→ Written request: Filter the entries below, keeping every line that has the word "bestemt".

→ Supplied entries:
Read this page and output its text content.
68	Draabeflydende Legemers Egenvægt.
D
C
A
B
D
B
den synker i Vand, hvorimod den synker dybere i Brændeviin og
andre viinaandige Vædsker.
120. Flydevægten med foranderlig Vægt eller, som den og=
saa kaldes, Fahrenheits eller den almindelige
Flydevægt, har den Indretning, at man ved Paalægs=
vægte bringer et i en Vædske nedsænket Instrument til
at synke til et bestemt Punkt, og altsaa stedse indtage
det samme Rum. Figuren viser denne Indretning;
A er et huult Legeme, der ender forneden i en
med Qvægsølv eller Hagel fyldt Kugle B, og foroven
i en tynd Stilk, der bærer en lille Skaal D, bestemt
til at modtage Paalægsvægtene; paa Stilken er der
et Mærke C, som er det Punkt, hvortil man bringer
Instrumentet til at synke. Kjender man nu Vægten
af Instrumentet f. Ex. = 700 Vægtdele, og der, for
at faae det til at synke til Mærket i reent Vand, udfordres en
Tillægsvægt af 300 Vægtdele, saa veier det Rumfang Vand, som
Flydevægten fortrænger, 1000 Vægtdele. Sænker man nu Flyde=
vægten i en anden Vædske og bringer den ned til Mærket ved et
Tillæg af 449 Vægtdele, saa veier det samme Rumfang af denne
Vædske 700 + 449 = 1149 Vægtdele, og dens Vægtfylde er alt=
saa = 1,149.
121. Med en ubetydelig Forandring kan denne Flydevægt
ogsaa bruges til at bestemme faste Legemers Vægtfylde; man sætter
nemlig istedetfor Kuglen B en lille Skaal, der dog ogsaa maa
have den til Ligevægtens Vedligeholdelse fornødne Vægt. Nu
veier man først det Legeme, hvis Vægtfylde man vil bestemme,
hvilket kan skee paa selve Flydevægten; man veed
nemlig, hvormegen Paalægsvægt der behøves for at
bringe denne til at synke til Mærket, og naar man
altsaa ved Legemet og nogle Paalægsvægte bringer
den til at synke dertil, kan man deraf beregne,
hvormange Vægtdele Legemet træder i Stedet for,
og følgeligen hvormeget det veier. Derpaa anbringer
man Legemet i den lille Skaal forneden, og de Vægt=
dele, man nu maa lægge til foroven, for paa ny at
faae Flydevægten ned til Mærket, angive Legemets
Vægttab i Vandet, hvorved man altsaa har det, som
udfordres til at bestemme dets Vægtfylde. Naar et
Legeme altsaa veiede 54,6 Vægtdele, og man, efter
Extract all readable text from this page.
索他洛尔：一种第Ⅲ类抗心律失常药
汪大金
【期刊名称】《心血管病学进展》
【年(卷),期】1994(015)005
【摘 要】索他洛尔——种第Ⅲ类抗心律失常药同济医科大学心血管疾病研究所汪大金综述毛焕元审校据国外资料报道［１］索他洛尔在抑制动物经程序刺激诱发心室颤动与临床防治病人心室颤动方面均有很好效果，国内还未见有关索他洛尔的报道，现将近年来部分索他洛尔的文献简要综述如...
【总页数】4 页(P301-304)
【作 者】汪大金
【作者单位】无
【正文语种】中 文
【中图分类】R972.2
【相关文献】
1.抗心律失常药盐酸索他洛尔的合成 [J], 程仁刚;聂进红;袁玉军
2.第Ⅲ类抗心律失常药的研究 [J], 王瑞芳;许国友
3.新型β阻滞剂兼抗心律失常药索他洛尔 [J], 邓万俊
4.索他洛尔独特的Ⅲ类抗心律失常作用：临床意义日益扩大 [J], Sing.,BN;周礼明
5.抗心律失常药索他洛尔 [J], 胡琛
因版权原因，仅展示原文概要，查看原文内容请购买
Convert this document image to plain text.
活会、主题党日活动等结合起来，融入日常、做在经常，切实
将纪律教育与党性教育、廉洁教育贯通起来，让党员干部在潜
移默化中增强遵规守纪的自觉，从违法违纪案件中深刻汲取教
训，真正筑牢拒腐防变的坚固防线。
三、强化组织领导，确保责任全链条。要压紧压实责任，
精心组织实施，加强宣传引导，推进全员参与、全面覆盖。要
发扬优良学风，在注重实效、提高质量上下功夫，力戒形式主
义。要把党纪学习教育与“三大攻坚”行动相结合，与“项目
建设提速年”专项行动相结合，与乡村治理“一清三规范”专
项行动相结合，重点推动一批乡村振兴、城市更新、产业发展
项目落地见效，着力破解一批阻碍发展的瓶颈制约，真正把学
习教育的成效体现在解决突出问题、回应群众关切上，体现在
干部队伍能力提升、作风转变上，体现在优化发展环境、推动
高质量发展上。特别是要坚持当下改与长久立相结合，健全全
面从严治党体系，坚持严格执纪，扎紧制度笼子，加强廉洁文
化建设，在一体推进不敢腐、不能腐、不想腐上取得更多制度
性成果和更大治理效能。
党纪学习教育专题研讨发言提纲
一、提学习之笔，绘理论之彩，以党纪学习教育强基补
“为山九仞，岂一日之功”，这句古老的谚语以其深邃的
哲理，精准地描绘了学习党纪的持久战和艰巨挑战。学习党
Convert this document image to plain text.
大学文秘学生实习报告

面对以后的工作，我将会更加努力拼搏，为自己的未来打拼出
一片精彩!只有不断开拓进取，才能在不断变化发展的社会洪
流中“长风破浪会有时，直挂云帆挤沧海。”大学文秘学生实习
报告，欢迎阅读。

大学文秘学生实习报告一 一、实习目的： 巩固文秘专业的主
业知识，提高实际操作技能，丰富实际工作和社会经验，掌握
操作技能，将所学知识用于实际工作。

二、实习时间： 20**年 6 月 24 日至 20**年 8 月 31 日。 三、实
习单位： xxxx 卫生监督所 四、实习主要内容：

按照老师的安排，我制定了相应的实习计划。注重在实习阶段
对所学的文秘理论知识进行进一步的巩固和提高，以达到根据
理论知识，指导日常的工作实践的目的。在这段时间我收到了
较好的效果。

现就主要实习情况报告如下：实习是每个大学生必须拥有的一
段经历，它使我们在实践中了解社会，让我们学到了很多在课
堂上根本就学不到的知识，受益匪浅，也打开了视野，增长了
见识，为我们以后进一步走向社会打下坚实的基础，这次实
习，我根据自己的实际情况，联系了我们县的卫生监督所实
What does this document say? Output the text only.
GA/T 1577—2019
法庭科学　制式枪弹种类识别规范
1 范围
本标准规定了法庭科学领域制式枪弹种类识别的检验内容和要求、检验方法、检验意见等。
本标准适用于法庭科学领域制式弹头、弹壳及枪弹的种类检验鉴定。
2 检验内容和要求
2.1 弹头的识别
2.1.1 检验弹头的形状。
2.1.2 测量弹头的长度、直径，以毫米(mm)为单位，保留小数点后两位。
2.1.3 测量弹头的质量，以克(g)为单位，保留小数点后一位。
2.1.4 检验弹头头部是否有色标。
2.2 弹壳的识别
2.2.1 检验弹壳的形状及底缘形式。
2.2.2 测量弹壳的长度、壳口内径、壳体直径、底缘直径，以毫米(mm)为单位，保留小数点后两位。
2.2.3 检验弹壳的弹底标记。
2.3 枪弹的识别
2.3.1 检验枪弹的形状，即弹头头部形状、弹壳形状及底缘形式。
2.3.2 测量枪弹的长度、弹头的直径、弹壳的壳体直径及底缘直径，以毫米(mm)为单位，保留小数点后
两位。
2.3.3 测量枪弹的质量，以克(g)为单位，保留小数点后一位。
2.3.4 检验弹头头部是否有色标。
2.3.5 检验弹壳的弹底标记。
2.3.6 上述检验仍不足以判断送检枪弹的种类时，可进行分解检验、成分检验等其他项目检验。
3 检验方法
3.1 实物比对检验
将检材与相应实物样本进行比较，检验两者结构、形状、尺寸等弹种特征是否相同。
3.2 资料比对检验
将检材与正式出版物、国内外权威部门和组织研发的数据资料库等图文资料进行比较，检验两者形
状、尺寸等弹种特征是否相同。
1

→ The completed task:
at synke til et bestemt Punkt, og altsaa stedse indtage
i en tynd Stilk, der bærer en lille Skaal D, bestemt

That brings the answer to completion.